#### SUPPLIED DATA

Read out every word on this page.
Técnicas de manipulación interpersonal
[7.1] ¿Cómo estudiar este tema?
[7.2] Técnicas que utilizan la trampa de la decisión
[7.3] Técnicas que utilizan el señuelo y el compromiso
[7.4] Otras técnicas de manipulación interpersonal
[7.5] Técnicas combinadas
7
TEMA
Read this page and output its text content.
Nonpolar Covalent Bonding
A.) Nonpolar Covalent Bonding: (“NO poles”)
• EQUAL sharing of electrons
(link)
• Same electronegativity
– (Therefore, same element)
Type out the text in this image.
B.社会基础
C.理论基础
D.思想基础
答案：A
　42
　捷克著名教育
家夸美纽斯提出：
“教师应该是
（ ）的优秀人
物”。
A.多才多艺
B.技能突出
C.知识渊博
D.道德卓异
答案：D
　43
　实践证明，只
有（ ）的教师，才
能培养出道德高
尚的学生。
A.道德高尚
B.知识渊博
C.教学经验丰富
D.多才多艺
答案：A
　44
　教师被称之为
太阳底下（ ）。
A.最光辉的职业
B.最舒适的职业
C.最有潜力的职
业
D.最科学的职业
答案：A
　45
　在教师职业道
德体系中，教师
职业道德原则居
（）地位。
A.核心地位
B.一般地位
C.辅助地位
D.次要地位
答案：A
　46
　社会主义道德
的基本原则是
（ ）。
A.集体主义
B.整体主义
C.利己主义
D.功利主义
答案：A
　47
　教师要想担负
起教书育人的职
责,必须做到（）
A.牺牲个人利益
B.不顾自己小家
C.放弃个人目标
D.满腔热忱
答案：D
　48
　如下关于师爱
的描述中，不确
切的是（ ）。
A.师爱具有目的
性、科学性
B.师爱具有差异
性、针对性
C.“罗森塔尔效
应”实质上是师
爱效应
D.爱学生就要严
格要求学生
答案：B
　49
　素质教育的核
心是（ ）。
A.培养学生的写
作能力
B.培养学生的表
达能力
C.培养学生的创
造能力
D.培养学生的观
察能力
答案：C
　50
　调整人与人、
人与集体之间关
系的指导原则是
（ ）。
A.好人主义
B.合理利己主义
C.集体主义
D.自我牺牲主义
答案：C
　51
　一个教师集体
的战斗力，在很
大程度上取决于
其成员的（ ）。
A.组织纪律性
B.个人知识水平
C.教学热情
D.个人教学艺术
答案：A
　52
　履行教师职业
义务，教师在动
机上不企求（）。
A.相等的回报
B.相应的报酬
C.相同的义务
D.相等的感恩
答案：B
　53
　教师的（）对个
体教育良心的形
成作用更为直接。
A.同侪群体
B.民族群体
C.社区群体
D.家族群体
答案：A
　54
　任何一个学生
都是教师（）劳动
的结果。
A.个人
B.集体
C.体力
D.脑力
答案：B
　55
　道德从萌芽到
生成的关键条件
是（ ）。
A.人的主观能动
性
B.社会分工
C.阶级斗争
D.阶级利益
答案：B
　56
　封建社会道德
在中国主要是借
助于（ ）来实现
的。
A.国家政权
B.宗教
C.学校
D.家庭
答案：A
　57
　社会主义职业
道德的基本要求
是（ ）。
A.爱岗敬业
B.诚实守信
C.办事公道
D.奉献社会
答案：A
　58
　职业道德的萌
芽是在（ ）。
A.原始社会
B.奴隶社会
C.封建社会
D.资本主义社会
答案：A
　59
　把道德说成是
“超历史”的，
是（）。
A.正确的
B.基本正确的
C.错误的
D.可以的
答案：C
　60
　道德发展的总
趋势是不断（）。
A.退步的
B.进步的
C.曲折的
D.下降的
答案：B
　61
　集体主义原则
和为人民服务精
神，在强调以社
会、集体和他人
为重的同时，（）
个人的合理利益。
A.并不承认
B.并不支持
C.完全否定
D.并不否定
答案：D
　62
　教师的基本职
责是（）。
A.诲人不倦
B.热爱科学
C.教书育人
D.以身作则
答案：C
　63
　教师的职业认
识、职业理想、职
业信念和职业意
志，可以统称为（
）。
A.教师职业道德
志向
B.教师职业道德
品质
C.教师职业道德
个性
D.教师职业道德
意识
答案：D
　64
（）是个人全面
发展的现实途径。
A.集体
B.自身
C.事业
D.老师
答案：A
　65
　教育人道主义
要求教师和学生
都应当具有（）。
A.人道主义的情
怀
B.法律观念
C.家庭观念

########

== WHAT THIS TASK INVOLVES ==
Which lines above contain "manipulación"? Show each of them.

== RESPONSE TO THE EXERCISE ==
Técnicas de manipulación interpersonal
[7.4] Otras técnicas de manipulación interpersonal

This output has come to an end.